>> START Dataset entries

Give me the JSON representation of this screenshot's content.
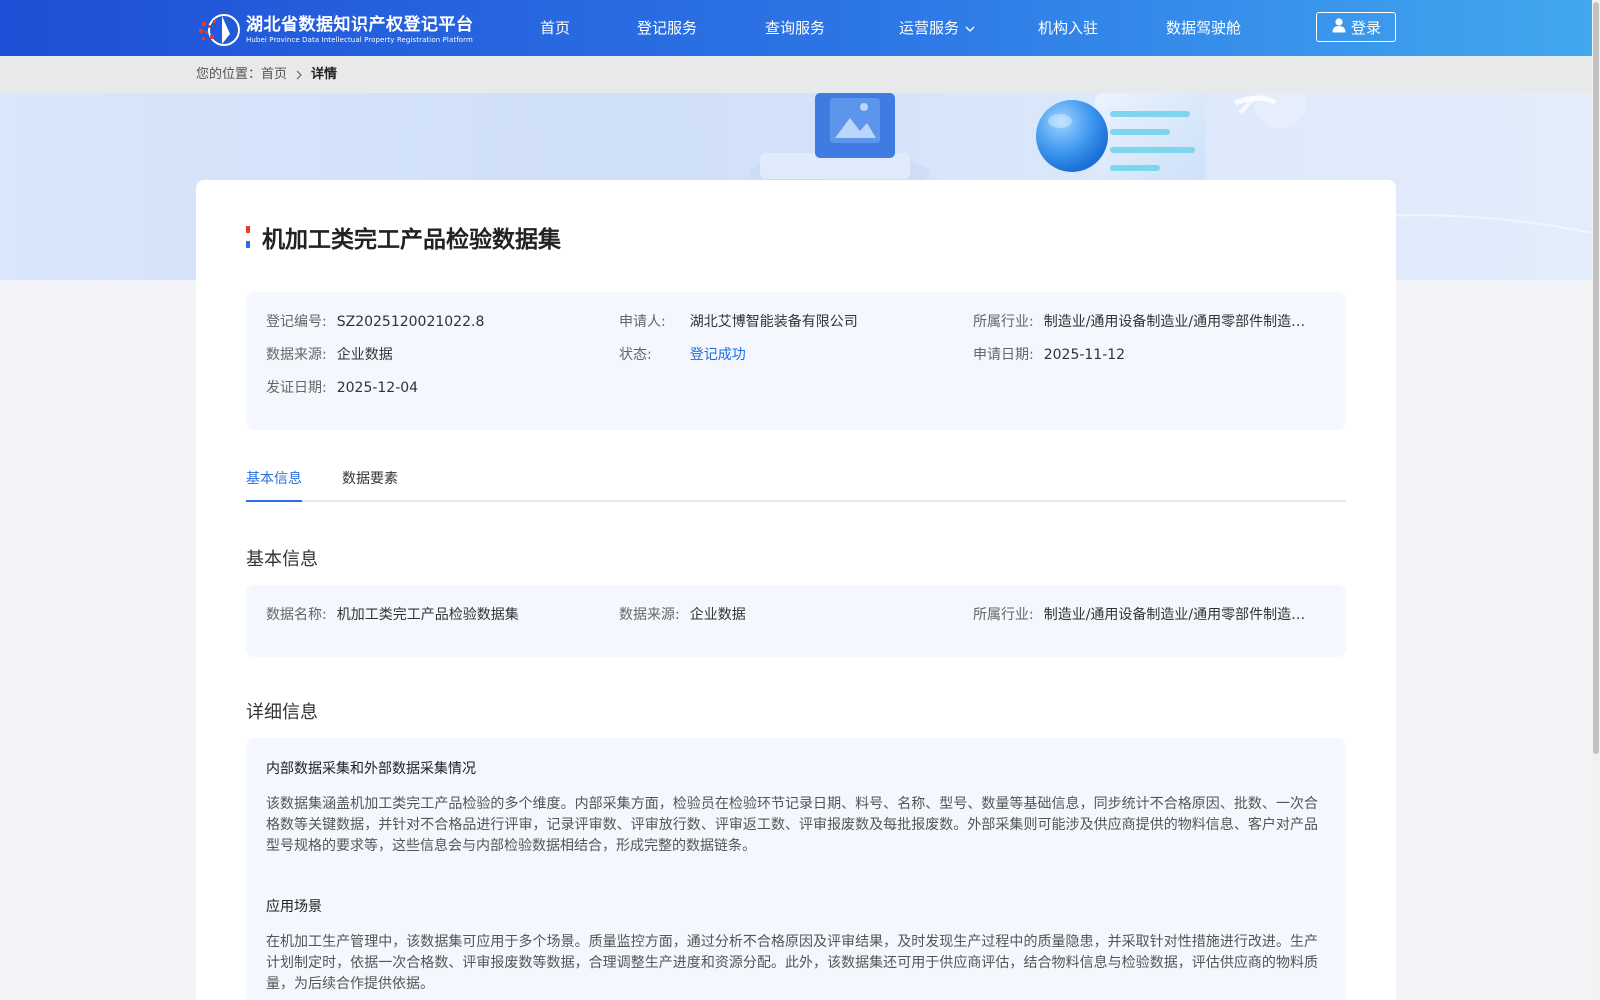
{
  "header": {
    "logo_cn": "湖北省数据知识产权登记平台",
    "logo_en": "Hubei Province Data Intellectual Property Registration Platform",
    "nav": [
      "首页",
      "登记服务",
      "查询服务",
      "运营服务",
      "机构入驻",
      "数据驾驶舱"
    ],
    "login_label": "登录"
  },
  "breadcrumb": {
    "prefix": "您的位置：",
    "home": "首页",
    "current": "详情"
  },
  "title": "机加工类完工产品检验数据集",
  "summary": {
    "reg_no_label": "登记编号:",
    "reg_no": "SZ2025120021022.8",
    "applicant_label": "申请人:",
    "applicant": "湖北艾博智能装备有限公司",
    "industry_label": "所属行业:",
    "industry": "制造业/通用设备制造业/通用零部件制造/其他通用零部件制造",
    "source_label": "数据来源:",
    "source": "企业数据",
    "status_label": "状态:",
    "status": "登记成功",
    "apply_date_label": "申请日期:",
    "apply_date": "2025-11-12",
    "issue_date_label": "发证日期:",
    "issue_date": "2025-12-04"
  },
  "tabs": [
    "基本信息",
    "数据要素"
  ],
  "basic": {
    "section_title": "基本信息",
    "name_label": "数据名称:",
    "name": "机加工类完工产品检验数据集",
    "source_label": "数据来源:",
    "source": "企业数据",
    "industry_label": "所属行业:",
    "industry": "制造业/通用设备制造业/通用零部件制造/其他通用零部件制造"
  },
  "detail": {
    "section_title": "详细信息",
    "collection_title": "内部数据采集和外部数据采集情况",
    "collection_text": "该数据集涵盖机加工类完工产品检验的多个维度。内部采集方面，检验员在检验环节记录日期、料号、名称、型号、数量等基础信息，同步统计不合格原因、批数、一次合格数等关键数据，并针对不合格品进行评审，记录评审数、评审放行数、评审返工数、评审报废数及每批报废数。外部采集则可能涉及供应商提供的物料信息、客户对产品型号规格的要求等，这些信息会与内部检验数据相结合，形成完整的数据链条。",
    "scenario_title": "应用场景",
    "scenario_text": "在机加工生产管理中，该数据集可应用于多个场景。质量监控方面，通过分析不合格原因及评审结果，及时发现生产过程中的质量隐患，并采取针对性措施进行改进。生产计划制定时，依据一次合格数、评审报废数等数据，合理调整生产进度和资源分配。此外，该数据集还可用于供应商评估，结合物料信息与检验数据，评估供应商的物料质量，为后续合作提供依据。"
  },
  "colors": {
    "header_start": "#1e4fd6",
    "header_end": "#41a8ef",
    "accent": "#2a6fe0",
    "status": "#1e6de8",
    "panel_bg": "#f4f7fd"
  }
}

>> END Dataset entries

● **Aim**: Look through the entries and return every line where "通用设备制造业" appears.

● **Correct answer**:
    "industry": "制造业/通用设备制造业/通用零部件制造/其他通用零部件制造",
    "industry": "制造业/通用设备制造业/通用零部件制造/其他通用零部件制造"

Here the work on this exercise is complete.